>>>>>
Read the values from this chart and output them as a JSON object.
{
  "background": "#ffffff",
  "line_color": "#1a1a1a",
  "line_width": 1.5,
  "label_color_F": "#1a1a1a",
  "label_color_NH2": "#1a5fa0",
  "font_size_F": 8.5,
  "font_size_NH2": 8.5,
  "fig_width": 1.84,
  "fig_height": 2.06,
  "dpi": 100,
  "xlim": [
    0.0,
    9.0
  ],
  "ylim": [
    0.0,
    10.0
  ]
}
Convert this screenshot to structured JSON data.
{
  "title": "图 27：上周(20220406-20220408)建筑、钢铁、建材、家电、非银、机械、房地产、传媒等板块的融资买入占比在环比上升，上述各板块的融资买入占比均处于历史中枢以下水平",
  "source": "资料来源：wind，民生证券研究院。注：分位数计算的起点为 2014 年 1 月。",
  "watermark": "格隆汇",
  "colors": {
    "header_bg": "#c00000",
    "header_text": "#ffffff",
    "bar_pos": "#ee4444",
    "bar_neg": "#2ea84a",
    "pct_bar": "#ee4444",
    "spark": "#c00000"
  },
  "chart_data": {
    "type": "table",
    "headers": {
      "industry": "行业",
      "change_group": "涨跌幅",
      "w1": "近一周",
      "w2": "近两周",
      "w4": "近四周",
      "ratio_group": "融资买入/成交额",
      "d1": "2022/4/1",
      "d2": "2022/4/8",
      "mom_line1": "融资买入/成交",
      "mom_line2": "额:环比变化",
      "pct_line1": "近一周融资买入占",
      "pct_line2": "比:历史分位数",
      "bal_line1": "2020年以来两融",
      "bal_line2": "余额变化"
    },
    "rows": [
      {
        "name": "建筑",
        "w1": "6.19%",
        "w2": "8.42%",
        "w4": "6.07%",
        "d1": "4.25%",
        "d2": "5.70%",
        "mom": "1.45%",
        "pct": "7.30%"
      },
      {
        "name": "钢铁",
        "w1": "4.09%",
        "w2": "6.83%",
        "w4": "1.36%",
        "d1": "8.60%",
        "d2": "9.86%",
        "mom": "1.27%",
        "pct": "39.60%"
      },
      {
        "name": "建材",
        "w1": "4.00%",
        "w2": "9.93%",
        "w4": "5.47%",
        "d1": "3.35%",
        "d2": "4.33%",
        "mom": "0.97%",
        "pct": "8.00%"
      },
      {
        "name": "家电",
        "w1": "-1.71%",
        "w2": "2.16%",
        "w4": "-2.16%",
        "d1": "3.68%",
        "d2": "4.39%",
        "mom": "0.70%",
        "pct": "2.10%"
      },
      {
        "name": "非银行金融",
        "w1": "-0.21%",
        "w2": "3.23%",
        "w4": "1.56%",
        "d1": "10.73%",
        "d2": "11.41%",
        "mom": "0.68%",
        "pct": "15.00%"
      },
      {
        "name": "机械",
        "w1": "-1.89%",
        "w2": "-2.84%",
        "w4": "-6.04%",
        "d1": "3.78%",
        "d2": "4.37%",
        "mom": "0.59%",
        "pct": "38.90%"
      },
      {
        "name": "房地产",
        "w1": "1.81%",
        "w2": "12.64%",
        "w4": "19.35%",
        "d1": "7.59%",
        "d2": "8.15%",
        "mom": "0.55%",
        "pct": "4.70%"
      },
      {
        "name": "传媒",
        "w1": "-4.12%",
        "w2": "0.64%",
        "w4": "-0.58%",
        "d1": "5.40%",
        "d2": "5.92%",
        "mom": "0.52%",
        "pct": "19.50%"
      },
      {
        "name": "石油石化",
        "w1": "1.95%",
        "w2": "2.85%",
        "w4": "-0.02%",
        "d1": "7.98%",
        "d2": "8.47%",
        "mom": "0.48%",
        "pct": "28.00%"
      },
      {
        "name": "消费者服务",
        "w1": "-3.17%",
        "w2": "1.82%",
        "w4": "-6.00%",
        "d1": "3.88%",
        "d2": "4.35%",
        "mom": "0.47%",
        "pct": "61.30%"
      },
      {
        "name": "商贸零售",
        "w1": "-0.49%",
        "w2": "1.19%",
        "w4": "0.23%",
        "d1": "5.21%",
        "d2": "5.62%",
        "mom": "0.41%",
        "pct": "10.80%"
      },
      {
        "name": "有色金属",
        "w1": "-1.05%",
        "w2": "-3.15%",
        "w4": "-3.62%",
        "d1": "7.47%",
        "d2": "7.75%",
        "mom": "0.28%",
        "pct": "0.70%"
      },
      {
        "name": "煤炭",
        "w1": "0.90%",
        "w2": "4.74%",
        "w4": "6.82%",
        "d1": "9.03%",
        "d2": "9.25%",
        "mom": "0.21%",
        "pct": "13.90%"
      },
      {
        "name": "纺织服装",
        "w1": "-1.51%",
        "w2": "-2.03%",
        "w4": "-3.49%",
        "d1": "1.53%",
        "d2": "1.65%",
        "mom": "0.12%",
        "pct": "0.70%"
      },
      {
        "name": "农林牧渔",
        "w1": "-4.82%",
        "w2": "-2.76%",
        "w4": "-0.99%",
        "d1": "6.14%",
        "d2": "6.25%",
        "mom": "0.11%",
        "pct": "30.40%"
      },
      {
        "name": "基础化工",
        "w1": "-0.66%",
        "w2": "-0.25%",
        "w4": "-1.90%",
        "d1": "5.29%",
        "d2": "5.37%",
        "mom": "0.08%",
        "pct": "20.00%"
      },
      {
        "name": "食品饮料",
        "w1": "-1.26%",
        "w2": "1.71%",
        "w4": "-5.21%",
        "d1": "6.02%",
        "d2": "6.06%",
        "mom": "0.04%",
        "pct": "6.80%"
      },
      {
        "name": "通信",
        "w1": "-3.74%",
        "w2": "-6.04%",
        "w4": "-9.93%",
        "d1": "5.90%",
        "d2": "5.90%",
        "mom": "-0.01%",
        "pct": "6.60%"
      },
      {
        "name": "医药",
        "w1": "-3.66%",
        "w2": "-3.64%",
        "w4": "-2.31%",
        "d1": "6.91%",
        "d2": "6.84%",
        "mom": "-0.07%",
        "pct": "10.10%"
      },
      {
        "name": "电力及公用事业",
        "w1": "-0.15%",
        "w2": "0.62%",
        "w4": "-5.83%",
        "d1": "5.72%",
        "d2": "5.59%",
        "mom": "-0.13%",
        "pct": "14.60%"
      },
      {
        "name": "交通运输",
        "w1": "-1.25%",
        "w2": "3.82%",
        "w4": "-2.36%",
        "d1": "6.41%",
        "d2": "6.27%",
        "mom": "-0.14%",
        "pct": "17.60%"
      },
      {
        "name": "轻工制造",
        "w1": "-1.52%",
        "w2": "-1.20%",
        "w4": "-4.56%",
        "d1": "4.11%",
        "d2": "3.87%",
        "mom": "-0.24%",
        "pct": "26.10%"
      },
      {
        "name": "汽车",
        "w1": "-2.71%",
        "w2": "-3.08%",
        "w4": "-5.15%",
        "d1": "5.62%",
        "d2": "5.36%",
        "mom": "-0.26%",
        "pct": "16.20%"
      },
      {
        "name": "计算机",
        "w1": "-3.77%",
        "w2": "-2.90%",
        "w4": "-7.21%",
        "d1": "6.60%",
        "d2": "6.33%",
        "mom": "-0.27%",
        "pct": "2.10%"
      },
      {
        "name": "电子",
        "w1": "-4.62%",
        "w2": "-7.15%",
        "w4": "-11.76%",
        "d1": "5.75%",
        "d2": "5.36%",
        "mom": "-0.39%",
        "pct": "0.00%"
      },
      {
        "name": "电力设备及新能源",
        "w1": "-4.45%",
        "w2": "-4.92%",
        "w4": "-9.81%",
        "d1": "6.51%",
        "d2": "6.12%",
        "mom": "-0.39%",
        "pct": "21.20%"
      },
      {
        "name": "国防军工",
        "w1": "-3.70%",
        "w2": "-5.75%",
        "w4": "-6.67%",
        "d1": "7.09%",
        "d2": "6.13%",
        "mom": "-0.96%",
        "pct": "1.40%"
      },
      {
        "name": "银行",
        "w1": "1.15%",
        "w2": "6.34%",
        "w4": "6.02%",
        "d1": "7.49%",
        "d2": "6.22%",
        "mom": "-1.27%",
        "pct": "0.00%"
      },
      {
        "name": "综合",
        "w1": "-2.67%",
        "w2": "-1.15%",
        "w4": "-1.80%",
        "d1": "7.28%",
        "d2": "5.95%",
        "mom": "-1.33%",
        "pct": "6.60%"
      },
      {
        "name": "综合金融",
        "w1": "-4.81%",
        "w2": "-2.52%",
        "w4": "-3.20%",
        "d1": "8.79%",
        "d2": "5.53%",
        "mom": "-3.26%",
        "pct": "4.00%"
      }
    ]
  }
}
<<<<<
>>>>>
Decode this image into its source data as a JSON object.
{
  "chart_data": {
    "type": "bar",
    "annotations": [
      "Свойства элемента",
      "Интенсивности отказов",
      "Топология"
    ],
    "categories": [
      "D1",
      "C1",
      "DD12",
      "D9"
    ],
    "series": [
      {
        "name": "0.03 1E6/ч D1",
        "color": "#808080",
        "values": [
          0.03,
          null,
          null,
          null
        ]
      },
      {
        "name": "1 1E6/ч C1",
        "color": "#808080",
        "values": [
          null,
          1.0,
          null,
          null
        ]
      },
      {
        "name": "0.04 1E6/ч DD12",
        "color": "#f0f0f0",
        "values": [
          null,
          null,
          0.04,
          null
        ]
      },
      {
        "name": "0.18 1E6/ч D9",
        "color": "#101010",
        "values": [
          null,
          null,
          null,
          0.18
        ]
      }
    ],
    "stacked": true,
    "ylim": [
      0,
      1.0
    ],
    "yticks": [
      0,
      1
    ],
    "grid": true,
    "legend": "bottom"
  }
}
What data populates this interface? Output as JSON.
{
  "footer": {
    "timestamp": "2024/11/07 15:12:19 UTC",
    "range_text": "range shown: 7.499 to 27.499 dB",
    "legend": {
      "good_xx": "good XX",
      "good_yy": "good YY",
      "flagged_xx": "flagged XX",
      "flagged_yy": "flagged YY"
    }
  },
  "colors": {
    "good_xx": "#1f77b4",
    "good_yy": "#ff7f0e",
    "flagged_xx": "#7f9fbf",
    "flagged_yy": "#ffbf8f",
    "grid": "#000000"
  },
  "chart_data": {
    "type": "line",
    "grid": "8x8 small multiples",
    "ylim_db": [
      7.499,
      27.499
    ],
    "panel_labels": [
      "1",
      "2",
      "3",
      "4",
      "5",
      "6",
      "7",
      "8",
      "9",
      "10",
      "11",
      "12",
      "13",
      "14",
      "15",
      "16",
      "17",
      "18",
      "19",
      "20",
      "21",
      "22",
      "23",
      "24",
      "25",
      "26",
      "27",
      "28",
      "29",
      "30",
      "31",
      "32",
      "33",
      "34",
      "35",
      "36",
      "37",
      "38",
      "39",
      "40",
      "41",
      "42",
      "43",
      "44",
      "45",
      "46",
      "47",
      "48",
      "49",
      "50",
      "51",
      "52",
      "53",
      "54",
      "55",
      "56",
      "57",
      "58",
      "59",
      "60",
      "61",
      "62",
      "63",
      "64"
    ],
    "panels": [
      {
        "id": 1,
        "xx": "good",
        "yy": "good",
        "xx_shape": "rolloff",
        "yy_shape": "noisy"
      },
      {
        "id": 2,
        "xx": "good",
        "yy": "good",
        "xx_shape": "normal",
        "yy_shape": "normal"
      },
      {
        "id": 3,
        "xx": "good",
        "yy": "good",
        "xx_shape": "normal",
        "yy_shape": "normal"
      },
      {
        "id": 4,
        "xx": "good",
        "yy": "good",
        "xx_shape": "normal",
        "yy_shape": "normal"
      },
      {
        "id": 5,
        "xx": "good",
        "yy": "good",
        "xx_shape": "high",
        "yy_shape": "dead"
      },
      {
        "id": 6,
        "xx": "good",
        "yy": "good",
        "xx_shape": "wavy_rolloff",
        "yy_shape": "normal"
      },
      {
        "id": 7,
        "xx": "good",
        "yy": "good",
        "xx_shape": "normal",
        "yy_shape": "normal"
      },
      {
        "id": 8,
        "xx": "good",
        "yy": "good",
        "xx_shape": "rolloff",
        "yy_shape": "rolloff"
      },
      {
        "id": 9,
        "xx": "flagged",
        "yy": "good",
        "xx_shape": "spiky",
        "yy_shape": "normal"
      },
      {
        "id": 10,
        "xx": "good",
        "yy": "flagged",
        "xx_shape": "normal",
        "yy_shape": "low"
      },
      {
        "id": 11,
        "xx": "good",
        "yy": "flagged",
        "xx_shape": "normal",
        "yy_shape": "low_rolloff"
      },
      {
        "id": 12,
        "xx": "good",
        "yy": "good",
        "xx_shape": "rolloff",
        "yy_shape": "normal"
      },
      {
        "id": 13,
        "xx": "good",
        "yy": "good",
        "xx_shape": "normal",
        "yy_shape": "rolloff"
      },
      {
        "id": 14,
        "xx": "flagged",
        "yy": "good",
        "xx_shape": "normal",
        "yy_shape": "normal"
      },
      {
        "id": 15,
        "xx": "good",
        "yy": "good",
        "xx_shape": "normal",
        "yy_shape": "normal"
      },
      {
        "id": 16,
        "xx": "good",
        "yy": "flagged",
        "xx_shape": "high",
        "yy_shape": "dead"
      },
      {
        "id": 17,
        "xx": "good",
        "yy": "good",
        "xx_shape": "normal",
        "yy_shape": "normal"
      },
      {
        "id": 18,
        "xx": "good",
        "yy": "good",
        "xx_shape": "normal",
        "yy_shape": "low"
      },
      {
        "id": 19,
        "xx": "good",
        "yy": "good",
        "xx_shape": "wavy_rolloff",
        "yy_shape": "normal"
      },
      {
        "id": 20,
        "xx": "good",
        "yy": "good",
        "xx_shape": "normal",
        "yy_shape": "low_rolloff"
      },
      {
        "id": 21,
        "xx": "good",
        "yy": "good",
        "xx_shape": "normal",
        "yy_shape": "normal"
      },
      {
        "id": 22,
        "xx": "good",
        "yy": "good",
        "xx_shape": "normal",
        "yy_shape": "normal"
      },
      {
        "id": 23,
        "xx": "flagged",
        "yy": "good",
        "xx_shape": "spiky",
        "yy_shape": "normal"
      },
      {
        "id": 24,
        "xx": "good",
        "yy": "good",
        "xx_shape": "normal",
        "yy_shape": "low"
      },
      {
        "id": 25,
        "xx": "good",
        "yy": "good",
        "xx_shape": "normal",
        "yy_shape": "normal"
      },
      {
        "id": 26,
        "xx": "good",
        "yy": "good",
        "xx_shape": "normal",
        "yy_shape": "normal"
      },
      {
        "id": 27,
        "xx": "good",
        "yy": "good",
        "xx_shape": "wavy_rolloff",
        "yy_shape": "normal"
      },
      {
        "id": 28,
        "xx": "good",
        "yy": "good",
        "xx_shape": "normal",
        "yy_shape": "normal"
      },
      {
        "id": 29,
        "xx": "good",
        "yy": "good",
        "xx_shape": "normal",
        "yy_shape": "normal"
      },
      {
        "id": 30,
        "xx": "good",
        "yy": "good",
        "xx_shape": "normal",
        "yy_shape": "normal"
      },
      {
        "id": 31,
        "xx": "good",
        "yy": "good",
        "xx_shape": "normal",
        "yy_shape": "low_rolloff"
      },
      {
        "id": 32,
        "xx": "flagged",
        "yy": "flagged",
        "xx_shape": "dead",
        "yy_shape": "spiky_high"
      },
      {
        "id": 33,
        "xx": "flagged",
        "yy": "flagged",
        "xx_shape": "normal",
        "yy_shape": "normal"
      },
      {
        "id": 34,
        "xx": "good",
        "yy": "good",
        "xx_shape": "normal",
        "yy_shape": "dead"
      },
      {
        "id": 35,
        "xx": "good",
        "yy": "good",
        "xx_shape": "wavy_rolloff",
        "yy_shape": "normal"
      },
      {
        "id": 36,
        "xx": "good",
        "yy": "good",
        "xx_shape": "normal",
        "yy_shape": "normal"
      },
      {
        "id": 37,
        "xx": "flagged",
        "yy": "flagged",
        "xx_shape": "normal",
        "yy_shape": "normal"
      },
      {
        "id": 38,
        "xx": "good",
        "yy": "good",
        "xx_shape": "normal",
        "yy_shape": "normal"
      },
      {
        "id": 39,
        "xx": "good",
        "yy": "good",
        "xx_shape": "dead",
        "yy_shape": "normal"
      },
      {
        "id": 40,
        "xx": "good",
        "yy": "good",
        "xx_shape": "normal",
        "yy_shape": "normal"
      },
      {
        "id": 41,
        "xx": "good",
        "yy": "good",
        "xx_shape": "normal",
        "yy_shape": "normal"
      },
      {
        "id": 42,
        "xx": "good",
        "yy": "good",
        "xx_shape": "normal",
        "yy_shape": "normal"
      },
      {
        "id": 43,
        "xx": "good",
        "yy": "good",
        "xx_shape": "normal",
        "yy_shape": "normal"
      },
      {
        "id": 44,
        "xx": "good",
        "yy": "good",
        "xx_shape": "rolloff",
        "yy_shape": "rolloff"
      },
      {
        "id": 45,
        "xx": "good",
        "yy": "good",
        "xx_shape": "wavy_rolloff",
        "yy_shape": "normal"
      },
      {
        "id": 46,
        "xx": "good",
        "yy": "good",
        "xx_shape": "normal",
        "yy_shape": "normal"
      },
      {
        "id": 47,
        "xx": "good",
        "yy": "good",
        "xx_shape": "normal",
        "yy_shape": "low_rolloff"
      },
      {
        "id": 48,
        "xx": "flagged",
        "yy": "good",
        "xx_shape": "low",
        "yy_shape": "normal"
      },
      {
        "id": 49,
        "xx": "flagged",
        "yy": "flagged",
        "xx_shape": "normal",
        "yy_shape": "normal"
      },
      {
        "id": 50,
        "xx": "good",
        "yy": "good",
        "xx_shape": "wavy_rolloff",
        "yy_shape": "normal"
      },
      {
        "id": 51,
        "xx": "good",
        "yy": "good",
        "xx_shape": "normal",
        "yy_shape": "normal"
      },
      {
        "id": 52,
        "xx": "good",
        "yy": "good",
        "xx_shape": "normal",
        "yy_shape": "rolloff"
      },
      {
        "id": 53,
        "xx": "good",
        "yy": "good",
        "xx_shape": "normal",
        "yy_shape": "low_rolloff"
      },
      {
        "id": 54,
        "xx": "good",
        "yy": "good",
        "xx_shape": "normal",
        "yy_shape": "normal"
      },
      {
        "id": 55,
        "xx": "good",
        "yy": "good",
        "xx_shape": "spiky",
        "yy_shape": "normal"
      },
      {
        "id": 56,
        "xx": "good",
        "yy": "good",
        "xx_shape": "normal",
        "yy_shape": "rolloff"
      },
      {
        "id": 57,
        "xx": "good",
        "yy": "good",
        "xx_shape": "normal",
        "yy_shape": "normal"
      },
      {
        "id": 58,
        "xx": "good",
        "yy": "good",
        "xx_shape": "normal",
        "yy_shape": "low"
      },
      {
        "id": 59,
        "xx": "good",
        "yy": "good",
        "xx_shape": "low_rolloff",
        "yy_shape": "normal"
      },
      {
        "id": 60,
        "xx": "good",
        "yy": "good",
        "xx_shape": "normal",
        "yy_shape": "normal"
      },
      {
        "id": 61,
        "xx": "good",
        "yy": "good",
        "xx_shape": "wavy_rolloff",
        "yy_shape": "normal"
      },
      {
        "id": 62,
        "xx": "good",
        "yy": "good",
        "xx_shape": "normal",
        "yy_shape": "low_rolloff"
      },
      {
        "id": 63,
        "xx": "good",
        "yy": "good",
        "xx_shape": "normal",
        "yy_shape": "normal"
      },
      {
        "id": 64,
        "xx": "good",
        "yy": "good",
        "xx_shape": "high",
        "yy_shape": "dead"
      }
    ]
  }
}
<<<<<
What you will do: Locate each line containing the string "ffffff" and show it.

Correct result:
  "background": "#ffffff",
    "header_text": "#ffffff",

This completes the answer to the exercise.